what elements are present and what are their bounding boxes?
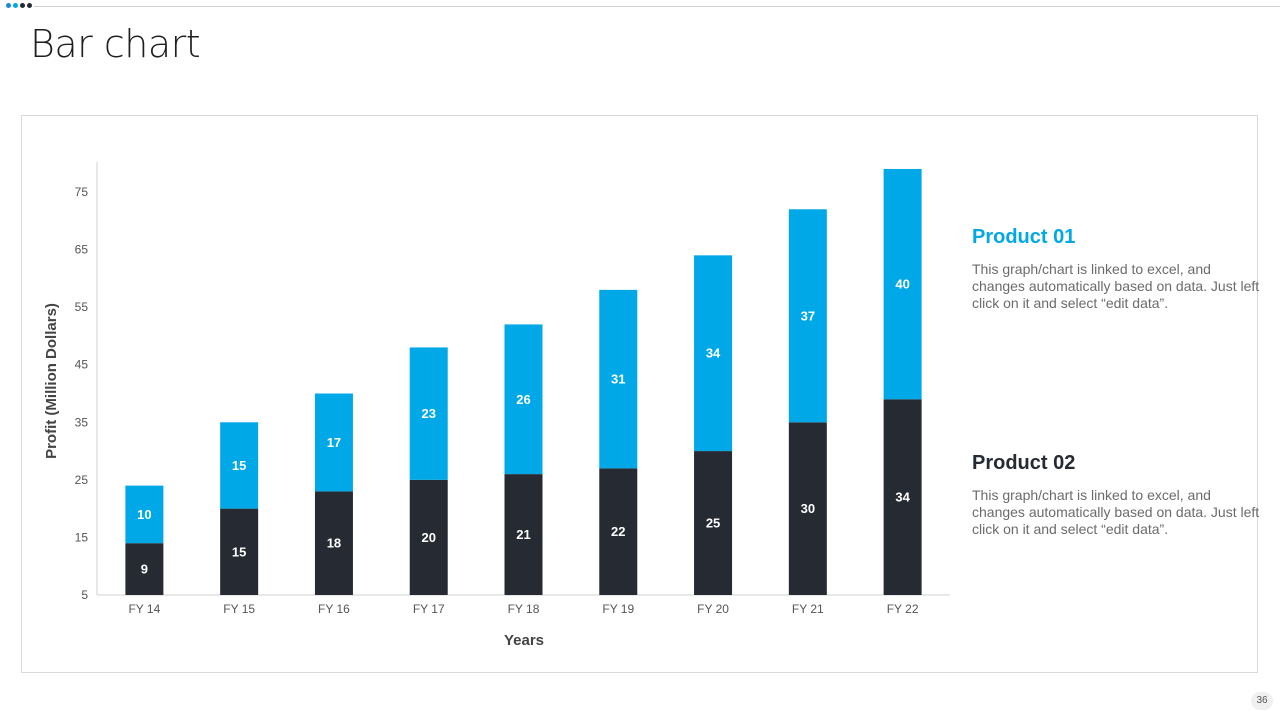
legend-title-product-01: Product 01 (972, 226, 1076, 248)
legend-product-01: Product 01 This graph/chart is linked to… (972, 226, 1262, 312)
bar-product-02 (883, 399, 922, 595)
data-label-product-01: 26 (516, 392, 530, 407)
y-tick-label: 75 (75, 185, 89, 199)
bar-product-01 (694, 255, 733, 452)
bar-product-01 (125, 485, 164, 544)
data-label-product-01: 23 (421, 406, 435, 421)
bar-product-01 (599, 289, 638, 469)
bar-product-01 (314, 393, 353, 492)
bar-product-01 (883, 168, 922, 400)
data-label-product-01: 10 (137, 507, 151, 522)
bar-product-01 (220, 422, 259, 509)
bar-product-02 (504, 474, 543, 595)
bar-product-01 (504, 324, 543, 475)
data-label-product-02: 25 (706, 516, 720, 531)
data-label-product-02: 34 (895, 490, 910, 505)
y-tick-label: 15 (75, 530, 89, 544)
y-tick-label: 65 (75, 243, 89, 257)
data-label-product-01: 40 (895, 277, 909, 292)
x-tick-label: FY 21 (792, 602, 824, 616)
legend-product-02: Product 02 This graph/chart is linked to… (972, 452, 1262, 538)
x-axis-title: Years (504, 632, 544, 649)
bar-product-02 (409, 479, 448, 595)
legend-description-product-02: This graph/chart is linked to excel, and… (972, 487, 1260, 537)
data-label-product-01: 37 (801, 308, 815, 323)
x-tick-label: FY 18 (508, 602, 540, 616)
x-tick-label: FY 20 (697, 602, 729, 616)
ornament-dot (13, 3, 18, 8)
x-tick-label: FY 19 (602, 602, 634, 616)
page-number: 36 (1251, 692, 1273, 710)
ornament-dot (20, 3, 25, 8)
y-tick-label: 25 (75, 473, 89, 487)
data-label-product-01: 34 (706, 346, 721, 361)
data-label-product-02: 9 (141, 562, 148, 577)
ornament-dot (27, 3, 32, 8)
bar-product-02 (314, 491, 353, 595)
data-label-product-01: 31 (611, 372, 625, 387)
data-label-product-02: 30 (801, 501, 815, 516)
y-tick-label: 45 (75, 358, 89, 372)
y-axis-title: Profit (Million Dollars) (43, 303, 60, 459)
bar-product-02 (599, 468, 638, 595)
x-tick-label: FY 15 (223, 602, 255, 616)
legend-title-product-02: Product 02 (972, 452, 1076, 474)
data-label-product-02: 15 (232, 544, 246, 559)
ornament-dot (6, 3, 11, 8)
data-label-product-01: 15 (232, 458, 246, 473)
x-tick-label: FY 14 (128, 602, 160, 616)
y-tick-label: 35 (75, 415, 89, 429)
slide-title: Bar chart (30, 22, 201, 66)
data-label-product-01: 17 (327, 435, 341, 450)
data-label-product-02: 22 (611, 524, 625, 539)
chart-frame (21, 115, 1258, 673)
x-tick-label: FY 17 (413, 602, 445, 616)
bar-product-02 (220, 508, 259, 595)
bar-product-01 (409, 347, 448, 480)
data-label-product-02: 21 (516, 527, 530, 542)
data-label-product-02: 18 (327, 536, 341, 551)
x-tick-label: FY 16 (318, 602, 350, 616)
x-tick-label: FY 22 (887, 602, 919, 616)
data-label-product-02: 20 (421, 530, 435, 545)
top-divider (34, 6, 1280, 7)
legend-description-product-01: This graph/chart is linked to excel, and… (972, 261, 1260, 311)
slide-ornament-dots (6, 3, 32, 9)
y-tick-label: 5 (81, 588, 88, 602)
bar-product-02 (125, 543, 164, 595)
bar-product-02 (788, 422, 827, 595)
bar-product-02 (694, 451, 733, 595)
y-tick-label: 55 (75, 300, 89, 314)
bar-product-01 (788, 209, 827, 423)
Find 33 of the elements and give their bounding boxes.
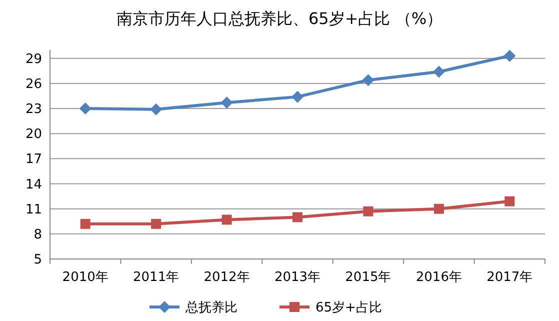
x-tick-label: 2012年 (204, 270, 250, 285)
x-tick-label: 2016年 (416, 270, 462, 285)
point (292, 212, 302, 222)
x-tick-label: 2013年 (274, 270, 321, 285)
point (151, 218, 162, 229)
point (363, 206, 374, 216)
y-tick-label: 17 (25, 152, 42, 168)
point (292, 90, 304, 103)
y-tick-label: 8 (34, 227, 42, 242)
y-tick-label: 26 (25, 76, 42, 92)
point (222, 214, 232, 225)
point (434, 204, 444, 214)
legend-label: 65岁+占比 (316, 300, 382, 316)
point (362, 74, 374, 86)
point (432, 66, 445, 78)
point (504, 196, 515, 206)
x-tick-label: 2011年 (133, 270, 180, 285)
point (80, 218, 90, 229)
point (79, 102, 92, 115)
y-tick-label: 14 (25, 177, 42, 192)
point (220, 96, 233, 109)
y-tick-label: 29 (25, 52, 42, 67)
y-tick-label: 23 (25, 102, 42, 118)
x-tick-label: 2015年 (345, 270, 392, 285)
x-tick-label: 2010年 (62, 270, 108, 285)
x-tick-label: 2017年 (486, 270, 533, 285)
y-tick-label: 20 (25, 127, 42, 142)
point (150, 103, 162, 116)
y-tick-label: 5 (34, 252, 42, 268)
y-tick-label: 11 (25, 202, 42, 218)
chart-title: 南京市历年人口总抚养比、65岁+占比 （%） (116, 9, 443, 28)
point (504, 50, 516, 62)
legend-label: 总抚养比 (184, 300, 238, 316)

:: Requirements ::
Please rewrite the whole listing with each "x-tick-label" changed to "x-axis-label", keeping everything else the same and leaving out the pictures.

:: Task result ::
what elements are present and what are their bounding boxes?
legend-title-product-01: Product 01 (972, 226, 1076, 248)
legend-product-01: Product 01 This graph/chart is linked to… (972, 226, 1262, 312)
bar-product-02 (883, 399, 922, 595)
data-label-product-01: 26 (516, 392, 530, 407)
y-tick-label: 75 (75, 185, 89, 199)
bar-product-01 (694, 255, 733, 452)
bar-product-01 (125, 485, 164, 544)
data-label-product-01: 23 (421, 406, 435, 421)
bar-product-01 (599, 289, 638, 469)
bar-product-01 (314, 393, 353, 492)
bar-product-01 (883, 168, 922, 400)
data-label-product-01: 10 (137, 507, 151, 522)
bar-product-01 (220, 422, 259, 509)
bar-product-02 (504, 474, 543, 595)
bar-product-01 (504, 324, 543, 475)
data-label-product-02: 25 (706, 516, 720, 531)
data-label-product-02: 34 (895, 490, 910, 505)
y-tick-label: 15 (75, 530, 89, 544)
y-tick-label: 65 (75, 243, 89, 257)
data-label-product-01: 40 (895, 277, 909, 292)
x-axis-label: FY 21 (792, 602, 824, 616)
legend-product-02: Product 02 This graph/chart is linked to… (972, 452, 1262, 538)
x-axis-title: Years (504, 632, 544, 649)
bar-product-02 (409, 479, 448, 595)
legend-description-product-02: This graph/chart is linked to excel, and… (972, 487, 1260, 537)
data-label-product-01: 37 (801, 308, 815, 323)
x-axis-label: FY 18 (508, 602, 540, 616)
x-axis-label: FY 20 (697, 602, 729, 616)
ornament-dot (13, 3, 18, 8)
x-axis-label: FY 19 (602, 602, 634, 616)
page-number: 36 (1251, 692, 1273, 710)
ornament-dot (20, 3, 25, 8)
y-tick-label: 25 (75, 473, 89, 487)
data-label-product-01: 34 (706, 346, 721, 361)
data-label-product-02: 9 (141, 562, 148, 577)
ornament-dot (27, 3, 32, 8)
bar-product-02 (314, 491, 353, 595)
data-label-product-01: 31 (611, 372, 625, 387)
data-label-product-02: 30 (801, 501, 815, 516)
y-tick-label: 45 (75, 358, 89, 372)
y-axis-title: Profit (Million Dollars) (43, 303, 60, 459)
bar-product-02 (599, 468, 638, 595)
x-axis-label: FY 15 (223, 602, 255, 616)
legend-title-product-02: Product 02 (972, 452, 1076, 474)
data-label-product-02: 15 (232, 544, 246, 559)
ornament-dot (6, 3, 11, 8)
data-label-product-01: 15 (232, 458, 246, 473)
x-axis-label: FY 14 (128, 602, 160, 616)
y-tick-label: 35 (75, 415, 89, 429)
slide-title: Bar chart (30, 22, 201, 66)
data-label-product-01: 17 (327, 435, 341, 450)
data-label-product-02: 22 (611, 524, 625, 539)
chart-frame (21, 115, 1258, 673)
x-axis-label: FY 17 (413, 602, 445, 616)
bar-product-02 (220, 508, 259, 595)
bar-product-01 (409, 347, 448, 480)
data-label-product-02: 21 (516, 527, 530, 542)
data-label-product-02: 18 (327, 536, 341, 551)
x-axis-label: FY 16 (318, 602, 350, 616)
x-axis-label: FY 22 (887, 602, 919, 616)
data-label-product-02: 20 (421, 530, 435, 545)
top-divider (34, 6, 1280, 7)
legend-description-product-01: This graph/chart is linked to excel, and… (972, 261, 1260, 311)
slide-ornament-dots (6, 3, 32, 9)
y-tick-label: 5 (81, 588, 88, 602)
bar-product-02 (125, 543, 164, 595)
bar-product-02 (788, 422, 827, 595)
bar-product-02 (694, 451, 733, 595)
y-tick-label: 55 (75, 300, 89, 314)
bar-product-01 (788, 209, 827, 423)
Find 33 of the elements and give their bounding boxes.
x-axis-label: 2012年 (204, 270, 250, 285)
x-axis-label: 2016年 (416, 270, 462, 285)
point (292, 212, 302, 222)
x-axis-label: 2013年 (274, 270, 321, 285)
point (151, 218, 162, 229)
point (363, 206, 374, 216)
y-tick-label: 17 (25, 152, 42, 168)
point (292, 90, 304, 103)
y-tick-label: 8 (34, 227, 42, 242)
y-tick-label: 26 (25, 76, 42, 92)
point (222, 214, 232, 225)
point (434, 204, 444, 214)
legend-label: 65岁+占比 (316, 300, 382, 316)
point (362, 74, 374, 86)
point (432, 66, 445, 78)
point (504, 196, 515, 206)
x-axis-label: 2011年 (133, 270, 180, 285)
point (80, 218, 90, 229)
point (79, 102, 92, 115)
y-tick-label: 14 (25, 177, 42, 192)
point (220, 96, 233, 109)
y-tick-label: 29 (25, 52, 42, 67)
y-tick-label: 23 (25, 102, 42, 118)
x-axis-label: 2015年 (345, 270, 392, 285)
x-axis-label: 2010年 (62, 270, 108, 285)
x-axis-label: 2017年 (486, 270, 533, 285)
y-tick-label: 20 (25, 127, 42, 142)
point (150, 103, 162, 116)
y-tick-label: 5 (34, 252, 42, 268)
y-tick-label: 11 (25, 202, 42, 218)
chart-title: 南京市历年人口总抚养比、65岁+占比 （%） (116, 9, 443, 28)
point (504, 50, 516, 62)
legend-label: 总抚养比 (184, 300, 238, 316)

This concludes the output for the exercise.